▶ [WRITTEN REQUEST]: Would you repeat the listing exactly but omit every picture?

(Rows from a figure dataset)
--- --- ---
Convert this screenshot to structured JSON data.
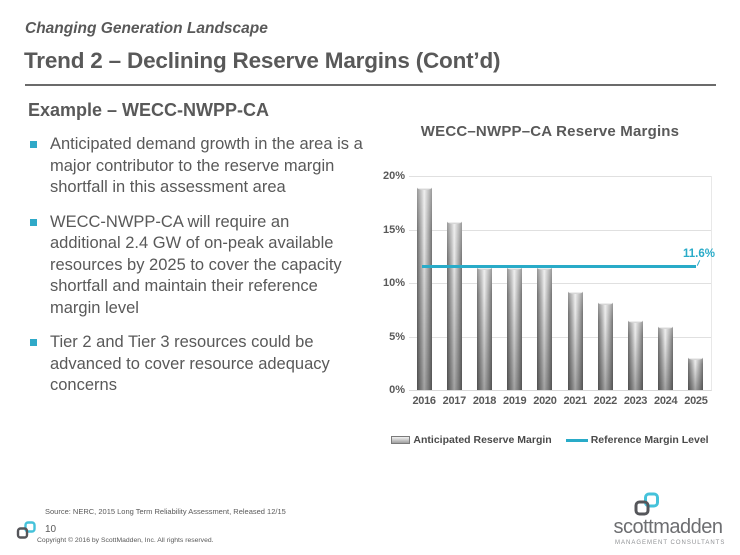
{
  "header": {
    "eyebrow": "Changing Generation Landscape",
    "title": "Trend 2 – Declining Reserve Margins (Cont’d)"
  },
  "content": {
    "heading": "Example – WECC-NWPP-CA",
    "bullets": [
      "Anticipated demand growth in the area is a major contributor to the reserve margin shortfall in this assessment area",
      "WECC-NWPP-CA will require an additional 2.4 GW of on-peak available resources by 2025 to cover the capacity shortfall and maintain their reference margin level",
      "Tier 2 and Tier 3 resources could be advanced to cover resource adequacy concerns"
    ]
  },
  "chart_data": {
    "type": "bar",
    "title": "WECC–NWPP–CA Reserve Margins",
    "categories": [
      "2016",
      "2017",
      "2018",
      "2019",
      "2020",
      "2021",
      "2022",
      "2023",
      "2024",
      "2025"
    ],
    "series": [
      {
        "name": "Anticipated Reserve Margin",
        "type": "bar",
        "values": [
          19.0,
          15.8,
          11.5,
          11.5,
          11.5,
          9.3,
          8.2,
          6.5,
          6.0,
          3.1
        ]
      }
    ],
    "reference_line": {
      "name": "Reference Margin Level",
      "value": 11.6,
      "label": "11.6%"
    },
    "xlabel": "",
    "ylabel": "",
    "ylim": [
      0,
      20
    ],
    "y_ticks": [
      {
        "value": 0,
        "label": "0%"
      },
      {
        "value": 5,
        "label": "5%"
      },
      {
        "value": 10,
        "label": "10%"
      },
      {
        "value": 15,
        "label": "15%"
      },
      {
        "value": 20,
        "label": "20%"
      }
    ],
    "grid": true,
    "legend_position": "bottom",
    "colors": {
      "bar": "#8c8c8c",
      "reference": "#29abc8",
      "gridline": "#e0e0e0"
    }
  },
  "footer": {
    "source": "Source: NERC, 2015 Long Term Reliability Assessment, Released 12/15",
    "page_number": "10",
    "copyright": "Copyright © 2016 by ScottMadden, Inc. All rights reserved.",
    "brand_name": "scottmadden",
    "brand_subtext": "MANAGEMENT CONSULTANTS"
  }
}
--- --- ---
▶ [RESPONSE]:
Convert this screenshot to structured JSON data.
{
  "header": {
    "eyebrow": "Changing Generation Landscape",
    "title": "Trend 2 – Declining Reserve Margins (Cont’d)"
  },
  "content": {
    "heading": "Example – WECC-NWPP-CA",
    "bullets": [
      "Anticipated demand growth in the area is a major contributor to the reserve margin shortfall in this assessment area",
      "WECC-NWPP-CA will require an additional 2.4 GW of on-peak available resources by 2025 to cover the capacity shortfall and maintain their reference margin level",
      "Tier 2 and Tier 3 resources could be advanced to cover resource adequacy concerns"
    ]
  },
  "chart_data": {
    "type": "bar",
    "title": "WECC–NWPP–CA Reserve Margins",
    "categories": [
      "2016",
      "2017",
      "2018",
      "2019",
      "2020",
      "2021",
      "2022",
      "2023",
      "2024",
      "2025"
    ],
    "series": [
      {
        "name": "Anticipated Reserve Margin",
        "type": "bar",
        "values": [
          19.0,
          15.8,
          11.5,
          11.5,
          11.5,
          9.3,
          8.2,
          6.5,
          6.0,
          3.1
        ]
      }
    ],
    "reference_line": {
      "name": "Reference Margin Level",
      "value": 11.6,
      "label": "11.6%"
    },
    "xlabel": "",
    "ylabel": "",
    "ylim": [
      0,
      20
    ],
    "y_ticks": [
      {
        "value": 0,
        "label": "0%"
      },
      {
        "value": 5,
        "label": "5%"
      },
      {
        "value": 10,
        "label": "10%"
      },
      {
        "value": 15,
        "label": "15%"
      },
      {
        "value": 20,
        "label": "20%"
      }
    ],
    "grid": true,
    "legend_position": "bottom",
    "colors": {
      "bar": "#8c8c8c",
      "reference": "#29abc8",
      "gridline": "#e0e0e0"
    }
  },
  "footer": {
    "source": "Source: NERC, 2015 Long Term Reliability Assessment, Released 12/15",
    "page_number": "10",
    "copyright": "Copyright © 2016 by ScottMadden, Inc. All rights reserved.",
    "brand_name": "scottmadden",
    "brand_subtext": "MANAGEMENT CONSULTANTS"
  }
}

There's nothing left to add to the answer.